[Stored entries]
>>>>>
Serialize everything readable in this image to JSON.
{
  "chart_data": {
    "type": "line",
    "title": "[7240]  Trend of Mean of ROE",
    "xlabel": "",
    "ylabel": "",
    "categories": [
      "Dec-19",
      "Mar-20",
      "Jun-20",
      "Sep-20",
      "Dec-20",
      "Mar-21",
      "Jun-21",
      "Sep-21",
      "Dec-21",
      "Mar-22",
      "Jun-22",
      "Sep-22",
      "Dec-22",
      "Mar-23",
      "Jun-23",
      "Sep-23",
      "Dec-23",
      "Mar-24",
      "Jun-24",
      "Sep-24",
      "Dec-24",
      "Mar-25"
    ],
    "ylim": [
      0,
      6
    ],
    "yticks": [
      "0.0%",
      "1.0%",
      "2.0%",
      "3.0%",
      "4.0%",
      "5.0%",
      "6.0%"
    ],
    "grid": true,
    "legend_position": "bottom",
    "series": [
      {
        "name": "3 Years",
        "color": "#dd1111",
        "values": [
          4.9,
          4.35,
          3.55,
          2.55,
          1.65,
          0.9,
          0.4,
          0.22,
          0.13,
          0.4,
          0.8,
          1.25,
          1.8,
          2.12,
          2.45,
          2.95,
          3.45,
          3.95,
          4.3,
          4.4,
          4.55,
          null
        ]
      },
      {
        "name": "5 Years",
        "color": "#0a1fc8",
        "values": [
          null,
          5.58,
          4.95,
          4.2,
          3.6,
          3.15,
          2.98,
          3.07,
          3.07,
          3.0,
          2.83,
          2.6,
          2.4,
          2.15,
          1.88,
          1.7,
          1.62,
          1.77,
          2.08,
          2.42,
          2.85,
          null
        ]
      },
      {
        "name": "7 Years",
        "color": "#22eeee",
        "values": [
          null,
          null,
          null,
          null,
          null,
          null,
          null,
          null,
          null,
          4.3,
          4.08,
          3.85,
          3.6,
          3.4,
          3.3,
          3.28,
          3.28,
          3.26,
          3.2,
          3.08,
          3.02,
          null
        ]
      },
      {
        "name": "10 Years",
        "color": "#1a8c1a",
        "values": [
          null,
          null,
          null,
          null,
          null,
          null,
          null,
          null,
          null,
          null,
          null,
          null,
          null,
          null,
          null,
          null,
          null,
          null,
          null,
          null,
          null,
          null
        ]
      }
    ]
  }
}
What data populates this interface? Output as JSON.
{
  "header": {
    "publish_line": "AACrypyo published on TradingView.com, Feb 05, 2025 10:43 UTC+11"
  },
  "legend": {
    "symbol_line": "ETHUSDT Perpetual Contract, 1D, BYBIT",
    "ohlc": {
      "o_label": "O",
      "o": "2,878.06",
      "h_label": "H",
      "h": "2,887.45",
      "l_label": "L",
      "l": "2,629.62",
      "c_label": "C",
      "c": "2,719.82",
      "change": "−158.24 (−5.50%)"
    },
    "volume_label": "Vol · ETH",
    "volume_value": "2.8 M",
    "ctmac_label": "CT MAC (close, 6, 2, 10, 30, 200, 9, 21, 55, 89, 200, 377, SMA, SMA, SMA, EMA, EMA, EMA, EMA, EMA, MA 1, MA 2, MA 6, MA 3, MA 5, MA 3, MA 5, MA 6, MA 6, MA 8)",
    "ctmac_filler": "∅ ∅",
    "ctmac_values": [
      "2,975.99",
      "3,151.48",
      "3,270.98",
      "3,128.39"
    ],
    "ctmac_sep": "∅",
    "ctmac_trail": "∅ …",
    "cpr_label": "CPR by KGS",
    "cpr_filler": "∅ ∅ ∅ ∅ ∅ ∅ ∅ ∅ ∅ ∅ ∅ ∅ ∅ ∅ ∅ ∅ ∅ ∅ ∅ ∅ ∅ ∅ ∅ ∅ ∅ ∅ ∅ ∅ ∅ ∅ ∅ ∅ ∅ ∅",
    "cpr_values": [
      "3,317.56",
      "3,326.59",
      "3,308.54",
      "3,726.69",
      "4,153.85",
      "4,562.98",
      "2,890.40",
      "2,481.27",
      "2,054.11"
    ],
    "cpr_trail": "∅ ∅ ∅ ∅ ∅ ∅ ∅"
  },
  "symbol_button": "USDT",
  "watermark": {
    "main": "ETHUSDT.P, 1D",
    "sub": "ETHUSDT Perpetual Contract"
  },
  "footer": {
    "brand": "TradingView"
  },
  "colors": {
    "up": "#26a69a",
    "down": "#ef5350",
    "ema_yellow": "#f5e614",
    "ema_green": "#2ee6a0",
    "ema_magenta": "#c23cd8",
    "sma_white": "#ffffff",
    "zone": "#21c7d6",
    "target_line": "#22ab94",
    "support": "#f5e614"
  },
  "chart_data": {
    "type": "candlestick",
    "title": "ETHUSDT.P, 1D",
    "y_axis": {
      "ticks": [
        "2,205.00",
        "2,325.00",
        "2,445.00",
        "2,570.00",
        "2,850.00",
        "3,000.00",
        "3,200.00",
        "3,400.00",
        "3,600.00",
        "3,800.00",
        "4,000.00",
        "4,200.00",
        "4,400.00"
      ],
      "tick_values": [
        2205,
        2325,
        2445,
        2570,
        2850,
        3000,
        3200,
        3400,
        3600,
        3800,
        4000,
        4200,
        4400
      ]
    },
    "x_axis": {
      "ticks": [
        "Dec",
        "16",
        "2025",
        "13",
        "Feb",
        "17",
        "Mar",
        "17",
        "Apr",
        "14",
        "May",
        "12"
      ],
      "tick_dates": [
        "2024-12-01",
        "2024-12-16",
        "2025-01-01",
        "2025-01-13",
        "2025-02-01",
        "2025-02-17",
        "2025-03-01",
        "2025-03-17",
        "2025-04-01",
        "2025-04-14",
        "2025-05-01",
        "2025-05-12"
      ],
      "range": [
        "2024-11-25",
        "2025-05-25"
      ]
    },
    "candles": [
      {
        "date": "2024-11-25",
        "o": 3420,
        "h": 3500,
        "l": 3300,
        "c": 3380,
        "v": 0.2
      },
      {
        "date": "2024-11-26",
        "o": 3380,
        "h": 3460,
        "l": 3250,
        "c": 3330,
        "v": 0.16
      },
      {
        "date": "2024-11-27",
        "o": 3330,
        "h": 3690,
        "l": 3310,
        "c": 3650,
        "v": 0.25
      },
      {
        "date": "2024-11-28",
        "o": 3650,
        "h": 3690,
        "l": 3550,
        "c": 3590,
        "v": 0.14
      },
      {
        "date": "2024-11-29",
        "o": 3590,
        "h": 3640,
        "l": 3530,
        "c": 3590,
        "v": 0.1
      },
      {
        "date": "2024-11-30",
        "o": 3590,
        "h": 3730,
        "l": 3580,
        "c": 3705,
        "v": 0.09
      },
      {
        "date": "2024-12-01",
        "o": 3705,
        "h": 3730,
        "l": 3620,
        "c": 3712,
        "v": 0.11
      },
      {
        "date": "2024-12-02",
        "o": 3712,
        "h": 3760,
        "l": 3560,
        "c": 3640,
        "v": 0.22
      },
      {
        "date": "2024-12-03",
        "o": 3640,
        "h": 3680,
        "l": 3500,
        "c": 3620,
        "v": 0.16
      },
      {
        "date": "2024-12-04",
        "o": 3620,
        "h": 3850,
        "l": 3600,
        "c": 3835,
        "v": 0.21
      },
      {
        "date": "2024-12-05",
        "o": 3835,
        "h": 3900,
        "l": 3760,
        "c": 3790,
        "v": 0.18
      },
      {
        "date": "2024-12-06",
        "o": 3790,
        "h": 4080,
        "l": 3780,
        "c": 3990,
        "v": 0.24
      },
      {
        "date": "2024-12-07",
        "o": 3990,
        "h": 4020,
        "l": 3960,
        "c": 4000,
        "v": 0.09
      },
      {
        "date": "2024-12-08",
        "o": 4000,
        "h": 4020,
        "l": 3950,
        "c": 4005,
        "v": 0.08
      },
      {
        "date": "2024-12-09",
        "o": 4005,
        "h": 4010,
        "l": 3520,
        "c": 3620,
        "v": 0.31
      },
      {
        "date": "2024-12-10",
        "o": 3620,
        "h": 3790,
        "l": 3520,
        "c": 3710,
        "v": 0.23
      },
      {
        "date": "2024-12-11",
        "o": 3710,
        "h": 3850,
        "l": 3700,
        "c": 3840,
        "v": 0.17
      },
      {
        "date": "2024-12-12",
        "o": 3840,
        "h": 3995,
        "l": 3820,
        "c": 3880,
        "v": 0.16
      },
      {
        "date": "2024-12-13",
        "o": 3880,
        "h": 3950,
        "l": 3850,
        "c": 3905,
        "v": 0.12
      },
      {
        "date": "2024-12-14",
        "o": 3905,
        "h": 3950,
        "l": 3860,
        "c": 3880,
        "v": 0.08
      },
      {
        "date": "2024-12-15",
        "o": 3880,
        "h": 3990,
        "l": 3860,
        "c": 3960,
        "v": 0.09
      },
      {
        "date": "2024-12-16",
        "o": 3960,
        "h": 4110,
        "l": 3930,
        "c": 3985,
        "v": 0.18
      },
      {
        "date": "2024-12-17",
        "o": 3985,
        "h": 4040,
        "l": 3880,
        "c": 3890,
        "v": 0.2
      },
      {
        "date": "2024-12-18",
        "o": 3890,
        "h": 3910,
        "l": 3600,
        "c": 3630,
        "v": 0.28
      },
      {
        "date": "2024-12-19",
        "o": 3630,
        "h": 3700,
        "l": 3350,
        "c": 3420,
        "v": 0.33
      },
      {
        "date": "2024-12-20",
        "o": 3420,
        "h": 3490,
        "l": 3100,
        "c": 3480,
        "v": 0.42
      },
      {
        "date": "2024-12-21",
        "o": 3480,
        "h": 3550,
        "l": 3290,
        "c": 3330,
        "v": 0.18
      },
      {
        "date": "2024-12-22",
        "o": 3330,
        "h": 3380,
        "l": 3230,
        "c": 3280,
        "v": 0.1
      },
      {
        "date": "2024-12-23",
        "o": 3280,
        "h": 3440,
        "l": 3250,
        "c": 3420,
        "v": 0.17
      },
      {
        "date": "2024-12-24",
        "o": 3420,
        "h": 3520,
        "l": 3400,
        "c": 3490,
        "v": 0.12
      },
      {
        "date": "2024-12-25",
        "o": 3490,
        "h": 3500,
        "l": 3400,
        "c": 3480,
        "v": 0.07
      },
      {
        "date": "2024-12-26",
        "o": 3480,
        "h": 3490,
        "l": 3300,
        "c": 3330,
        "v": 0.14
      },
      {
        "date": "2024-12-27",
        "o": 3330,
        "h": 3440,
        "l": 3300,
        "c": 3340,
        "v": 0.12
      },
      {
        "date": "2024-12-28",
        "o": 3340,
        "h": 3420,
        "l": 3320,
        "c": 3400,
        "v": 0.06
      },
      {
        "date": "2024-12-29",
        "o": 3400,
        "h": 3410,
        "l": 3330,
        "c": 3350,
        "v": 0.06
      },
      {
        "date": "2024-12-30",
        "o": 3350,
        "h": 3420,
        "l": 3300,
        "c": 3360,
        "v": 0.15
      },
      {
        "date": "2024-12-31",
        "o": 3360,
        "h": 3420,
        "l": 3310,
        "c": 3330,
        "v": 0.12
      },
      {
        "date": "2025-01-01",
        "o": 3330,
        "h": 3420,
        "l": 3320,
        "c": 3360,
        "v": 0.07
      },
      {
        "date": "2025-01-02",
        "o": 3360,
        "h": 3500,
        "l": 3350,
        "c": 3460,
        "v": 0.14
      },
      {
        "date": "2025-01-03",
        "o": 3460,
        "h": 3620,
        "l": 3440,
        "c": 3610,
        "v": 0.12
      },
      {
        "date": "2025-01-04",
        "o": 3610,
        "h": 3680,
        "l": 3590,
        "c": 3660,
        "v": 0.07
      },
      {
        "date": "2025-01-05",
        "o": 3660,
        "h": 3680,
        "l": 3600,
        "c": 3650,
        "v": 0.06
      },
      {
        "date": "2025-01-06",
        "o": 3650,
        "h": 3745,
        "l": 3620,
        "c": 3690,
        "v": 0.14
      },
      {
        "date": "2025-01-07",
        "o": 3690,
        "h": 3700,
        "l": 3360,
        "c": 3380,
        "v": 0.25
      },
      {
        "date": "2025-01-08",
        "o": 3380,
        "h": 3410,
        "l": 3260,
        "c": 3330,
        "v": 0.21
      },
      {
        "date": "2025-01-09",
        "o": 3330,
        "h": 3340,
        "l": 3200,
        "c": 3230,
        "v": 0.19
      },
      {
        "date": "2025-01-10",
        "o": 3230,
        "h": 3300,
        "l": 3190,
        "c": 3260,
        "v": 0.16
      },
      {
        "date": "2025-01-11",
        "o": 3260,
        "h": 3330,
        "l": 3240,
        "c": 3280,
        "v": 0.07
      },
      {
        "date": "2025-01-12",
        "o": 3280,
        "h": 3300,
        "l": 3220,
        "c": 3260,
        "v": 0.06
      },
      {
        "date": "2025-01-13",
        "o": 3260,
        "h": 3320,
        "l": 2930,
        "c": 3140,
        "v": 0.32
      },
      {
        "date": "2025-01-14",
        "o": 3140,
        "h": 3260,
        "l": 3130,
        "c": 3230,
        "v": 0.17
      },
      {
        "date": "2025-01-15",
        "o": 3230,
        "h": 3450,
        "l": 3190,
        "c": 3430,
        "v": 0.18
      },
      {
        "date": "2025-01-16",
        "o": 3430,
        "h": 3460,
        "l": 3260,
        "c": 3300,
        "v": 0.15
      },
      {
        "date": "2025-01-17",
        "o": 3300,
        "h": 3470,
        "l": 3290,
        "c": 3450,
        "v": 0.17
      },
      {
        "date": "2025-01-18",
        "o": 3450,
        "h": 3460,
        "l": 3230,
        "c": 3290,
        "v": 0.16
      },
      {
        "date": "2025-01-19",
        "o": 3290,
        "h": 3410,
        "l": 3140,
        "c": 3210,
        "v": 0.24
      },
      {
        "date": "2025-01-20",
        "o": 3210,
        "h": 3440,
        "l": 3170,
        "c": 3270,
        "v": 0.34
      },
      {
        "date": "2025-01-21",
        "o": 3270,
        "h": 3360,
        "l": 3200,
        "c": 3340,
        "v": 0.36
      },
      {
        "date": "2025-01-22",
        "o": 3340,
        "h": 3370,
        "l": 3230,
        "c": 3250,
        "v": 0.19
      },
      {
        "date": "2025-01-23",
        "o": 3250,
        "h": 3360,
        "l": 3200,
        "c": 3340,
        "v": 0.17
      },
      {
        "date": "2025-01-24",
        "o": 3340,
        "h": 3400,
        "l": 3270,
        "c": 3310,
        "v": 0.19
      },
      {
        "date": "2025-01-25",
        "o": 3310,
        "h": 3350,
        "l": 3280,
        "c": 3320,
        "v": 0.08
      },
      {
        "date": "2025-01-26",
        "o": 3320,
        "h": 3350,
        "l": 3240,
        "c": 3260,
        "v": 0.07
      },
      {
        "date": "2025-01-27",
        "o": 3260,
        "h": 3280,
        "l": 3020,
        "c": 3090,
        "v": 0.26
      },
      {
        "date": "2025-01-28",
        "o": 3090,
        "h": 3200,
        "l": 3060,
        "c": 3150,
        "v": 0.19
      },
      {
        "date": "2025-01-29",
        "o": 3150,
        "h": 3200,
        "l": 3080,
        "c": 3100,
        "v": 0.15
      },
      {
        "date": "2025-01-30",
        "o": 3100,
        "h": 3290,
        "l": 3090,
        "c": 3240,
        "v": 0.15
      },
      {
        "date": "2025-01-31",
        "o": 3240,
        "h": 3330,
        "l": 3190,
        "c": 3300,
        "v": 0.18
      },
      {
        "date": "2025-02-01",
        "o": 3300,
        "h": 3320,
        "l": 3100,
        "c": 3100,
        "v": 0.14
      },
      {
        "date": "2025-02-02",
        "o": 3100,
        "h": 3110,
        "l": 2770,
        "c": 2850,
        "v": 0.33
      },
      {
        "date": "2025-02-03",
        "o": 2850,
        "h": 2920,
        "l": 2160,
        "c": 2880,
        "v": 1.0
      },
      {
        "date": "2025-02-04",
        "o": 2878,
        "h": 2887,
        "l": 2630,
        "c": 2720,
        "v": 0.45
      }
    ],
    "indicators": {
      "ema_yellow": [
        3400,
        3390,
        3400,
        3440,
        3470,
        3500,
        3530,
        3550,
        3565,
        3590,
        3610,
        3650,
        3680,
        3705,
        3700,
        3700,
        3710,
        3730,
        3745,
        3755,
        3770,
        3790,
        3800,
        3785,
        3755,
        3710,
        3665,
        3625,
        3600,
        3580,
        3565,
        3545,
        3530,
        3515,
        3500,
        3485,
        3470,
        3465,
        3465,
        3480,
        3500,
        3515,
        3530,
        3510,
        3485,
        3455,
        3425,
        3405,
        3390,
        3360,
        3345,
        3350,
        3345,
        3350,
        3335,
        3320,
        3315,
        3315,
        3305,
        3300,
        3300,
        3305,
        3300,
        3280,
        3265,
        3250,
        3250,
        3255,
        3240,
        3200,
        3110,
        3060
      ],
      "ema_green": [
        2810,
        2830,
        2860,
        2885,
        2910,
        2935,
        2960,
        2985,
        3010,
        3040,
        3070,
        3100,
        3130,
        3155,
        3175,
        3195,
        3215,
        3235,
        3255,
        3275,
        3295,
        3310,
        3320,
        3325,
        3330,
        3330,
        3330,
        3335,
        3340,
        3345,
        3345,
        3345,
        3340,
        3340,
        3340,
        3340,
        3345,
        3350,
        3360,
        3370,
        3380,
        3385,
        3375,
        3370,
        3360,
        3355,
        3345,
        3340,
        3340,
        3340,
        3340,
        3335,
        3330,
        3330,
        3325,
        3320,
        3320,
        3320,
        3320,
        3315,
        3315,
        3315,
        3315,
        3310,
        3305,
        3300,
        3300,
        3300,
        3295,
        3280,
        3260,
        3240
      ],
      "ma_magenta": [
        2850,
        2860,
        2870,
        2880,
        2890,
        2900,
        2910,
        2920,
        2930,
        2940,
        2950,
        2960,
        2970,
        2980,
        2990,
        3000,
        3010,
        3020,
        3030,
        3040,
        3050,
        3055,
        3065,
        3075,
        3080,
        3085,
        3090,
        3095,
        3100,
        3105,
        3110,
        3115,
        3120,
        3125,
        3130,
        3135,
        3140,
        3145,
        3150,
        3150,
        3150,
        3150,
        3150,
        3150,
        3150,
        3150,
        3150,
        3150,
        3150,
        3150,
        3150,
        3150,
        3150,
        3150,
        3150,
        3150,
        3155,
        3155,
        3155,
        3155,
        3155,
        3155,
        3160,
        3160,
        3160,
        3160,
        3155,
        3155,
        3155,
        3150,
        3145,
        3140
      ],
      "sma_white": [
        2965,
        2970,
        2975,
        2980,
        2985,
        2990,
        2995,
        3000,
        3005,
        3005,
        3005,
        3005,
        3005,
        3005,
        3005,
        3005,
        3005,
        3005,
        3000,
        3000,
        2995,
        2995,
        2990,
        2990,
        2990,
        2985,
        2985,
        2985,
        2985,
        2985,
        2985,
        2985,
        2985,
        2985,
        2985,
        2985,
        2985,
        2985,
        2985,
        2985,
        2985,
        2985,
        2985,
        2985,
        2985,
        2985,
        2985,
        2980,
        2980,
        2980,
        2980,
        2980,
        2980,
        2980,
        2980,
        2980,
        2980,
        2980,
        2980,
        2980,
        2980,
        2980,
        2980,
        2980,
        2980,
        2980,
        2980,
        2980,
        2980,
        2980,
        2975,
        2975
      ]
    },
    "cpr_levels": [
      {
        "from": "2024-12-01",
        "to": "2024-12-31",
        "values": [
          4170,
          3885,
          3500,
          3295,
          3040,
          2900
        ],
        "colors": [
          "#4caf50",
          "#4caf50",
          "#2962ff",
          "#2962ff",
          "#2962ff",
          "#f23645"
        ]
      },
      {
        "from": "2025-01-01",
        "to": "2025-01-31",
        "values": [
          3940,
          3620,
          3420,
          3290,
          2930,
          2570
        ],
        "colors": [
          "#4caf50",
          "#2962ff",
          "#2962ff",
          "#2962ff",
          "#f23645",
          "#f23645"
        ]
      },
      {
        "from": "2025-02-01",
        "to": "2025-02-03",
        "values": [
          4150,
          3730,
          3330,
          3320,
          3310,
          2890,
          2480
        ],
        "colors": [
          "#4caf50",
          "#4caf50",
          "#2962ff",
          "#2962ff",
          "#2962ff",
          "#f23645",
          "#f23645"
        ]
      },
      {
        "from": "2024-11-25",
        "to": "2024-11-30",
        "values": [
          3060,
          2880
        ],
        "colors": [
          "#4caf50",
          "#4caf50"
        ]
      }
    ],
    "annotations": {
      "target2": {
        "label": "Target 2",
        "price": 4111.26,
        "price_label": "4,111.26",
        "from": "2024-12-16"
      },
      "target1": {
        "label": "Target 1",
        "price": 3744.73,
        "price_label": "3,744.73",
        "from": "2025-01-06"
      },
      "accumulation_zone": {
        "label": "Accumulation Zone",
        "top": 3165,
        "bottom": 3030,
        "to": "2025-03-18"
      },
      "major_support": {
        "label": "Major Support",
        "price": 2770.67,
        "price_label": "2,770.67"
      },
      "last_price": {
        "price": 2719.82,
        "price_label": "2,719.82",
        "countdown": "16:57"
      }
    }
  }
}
<<<<<
_Instructions to follow:_ Copy out each line of the records that holds the string "JSON".

_Final result:_
Serialize everything readable in this image to JSON.
What data populates this interface? Output as JSON.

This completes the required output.